Task instructions |
Rewrite the lines from the one containing "Extract all elements" through the one containing "column-header-channel: Kanal: [268, 190, 326, 226]" as a Markdown table with the columns Row and Line text, leaving out blank lines and pictures. Include only those lines.

-- BEGIN Exercise input --

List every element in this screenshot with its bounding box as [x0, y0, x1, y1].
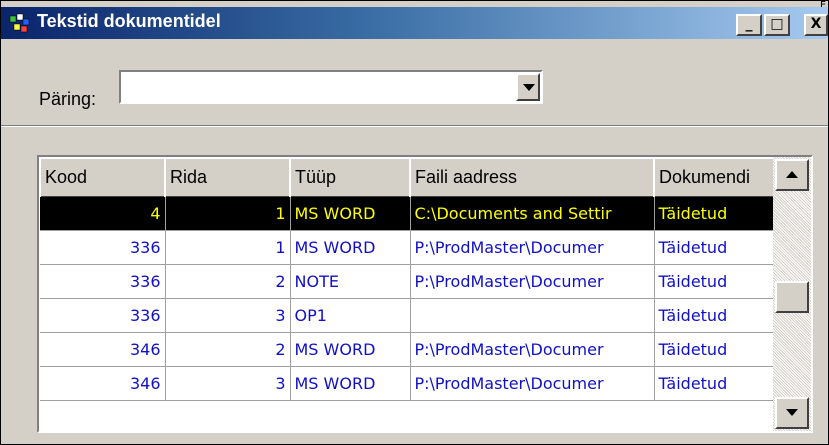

-- END Exercise input --
-- BEGIN Exercise input --

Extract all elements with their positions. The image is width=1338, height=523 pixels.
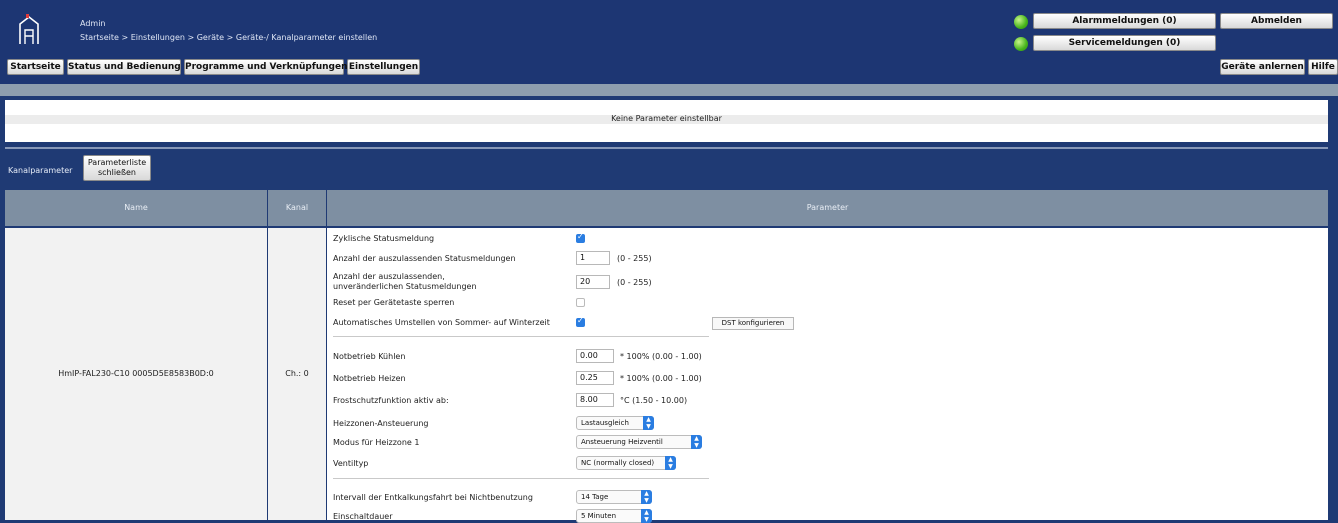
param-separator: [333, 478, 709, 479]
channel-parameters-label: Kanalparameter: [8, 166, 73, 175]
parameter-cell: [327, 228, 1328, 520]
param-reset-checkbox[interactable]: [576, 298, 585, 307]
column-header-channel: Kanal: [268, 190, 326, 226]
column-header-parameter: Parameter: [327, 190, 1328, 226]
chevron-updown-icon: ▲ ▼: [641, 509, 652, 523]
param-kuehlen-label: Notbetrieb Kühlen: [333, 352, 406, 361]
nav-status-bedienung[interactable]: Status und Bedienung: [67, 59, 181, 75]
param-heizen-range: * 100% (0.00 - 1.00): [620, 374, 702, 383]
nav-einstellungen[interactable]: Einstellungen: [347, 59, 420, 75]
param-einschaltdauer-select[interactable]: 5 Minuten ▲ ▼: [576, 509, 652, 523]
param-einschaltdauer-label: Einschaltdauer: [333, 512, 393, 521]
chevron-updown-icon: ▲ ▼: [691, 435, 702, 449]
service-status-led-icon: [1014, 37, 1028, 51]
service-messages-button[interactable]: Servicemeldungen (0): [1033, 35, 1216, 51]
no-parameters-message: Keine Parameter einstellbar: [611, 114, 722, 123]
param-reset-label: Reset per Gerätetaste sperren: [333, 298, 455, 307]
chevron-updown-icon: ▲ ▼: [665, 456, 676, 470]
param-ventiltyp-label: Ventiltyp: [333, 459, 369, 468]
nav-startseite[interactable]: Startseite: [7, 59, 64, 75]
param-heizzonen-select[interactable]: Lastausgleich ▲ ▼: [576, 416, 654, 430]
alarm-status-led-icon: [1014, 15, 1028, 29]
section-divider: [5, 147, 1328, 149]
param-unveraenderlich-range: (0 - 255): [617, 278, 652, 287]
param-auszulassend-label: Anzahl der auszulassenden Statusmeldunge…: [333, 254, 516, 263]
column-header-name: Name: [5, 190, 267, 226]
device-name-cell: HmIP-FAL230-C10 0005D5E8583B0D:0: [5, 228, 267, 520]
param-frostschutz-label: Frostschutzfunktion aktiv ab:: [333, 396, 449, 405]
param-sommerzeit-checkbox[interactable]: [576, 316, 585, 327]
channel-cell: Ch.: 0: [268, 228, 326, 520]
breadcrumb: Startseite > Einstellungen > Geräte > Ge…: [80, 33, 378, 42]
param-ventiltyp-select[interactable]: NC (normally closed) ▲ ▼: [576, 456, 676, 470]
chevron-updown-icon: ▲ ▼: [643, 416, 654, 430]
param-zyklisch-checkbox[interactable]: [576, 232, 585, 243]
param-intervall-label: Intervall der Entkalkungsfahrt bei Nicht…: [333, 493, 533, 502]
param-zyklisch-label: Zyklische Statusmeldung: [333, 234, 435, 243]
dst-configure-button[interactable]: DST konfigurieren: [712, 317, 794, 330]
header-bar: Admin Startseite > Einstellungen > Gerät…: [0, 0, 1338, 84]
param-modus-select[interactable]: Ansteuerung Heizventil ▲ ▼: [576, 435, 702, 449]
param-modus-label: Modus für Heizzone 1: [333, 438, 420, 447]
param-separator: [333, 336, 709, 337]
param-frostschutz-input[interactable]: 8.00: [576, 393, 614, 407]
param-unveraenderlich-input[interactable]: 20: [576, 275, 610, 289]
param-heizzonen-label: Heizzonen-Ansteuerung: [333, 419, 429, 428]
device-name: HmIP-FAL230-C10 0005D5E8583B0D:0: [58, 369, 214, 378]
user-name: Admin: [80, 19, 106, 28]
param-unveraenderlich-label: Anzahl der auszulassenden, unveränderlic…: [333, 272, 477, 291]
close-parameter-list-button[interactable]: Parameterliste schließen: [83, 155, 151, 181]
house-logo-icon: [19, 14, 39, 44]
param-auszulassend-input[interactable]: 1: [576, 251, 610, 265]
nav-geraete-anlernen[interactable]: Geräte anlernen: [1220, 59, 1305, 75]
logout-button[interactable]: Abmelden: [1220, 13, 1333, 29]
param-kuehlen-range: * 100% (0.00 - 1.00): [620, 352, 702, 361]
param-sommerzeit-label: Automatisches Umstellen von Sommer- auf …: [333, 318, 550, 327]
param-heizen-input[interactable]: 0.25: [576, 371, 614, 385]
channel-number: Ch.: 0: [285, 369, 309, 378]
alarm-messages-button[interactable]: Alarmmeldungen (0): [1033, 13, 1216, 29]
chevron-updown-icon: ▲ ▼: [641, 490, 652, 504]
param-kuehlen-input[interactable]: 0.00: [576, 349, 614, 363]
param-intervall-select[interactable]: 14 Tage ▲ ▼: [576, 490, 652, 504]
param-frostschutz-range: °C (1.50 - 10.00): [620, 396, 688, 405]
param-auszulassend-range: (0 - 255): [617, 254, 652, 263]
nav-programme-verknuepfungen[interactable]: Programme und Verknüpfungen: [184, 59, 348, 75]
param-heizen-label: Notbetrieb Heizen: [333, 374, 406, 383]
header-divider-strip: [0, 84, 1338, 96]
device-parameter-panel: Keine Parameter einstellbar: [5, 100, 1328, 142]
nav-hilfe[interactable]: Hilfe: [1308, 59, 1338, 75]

-- END Exercise input --
-- BEGIN Exercise input --

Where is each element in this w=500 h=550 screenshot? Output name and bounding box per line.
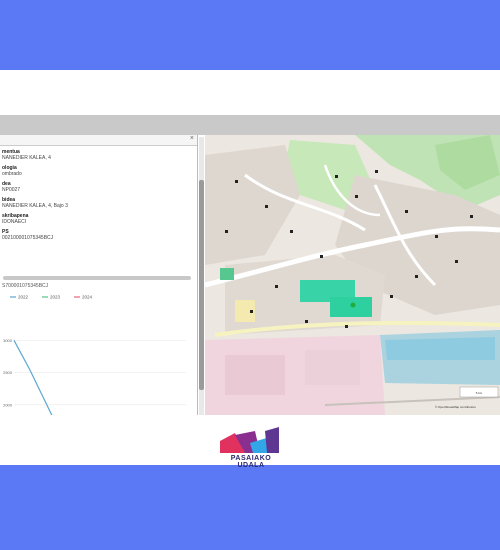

-- END Exercise input --

Solution for this problem |
| Row | Line text |
|---|---|
| 1 | Extract all elements with their positions. The image is width=1338, height=523 pixels. |
| 2 | param-separator: [333, 478, 709, 479] |
| 3 | channel-parameters-label: Kanalparameter: [8, 166, 73, 175] |
| 4 | parameter-cell: [327, 228, 1328, 520] |
| 5 | param-reset-checkbox[interactable]: [576, 298, 585, 307] |
| 6 | column-header-channel: Kanal: [268, 190, 326, 226] |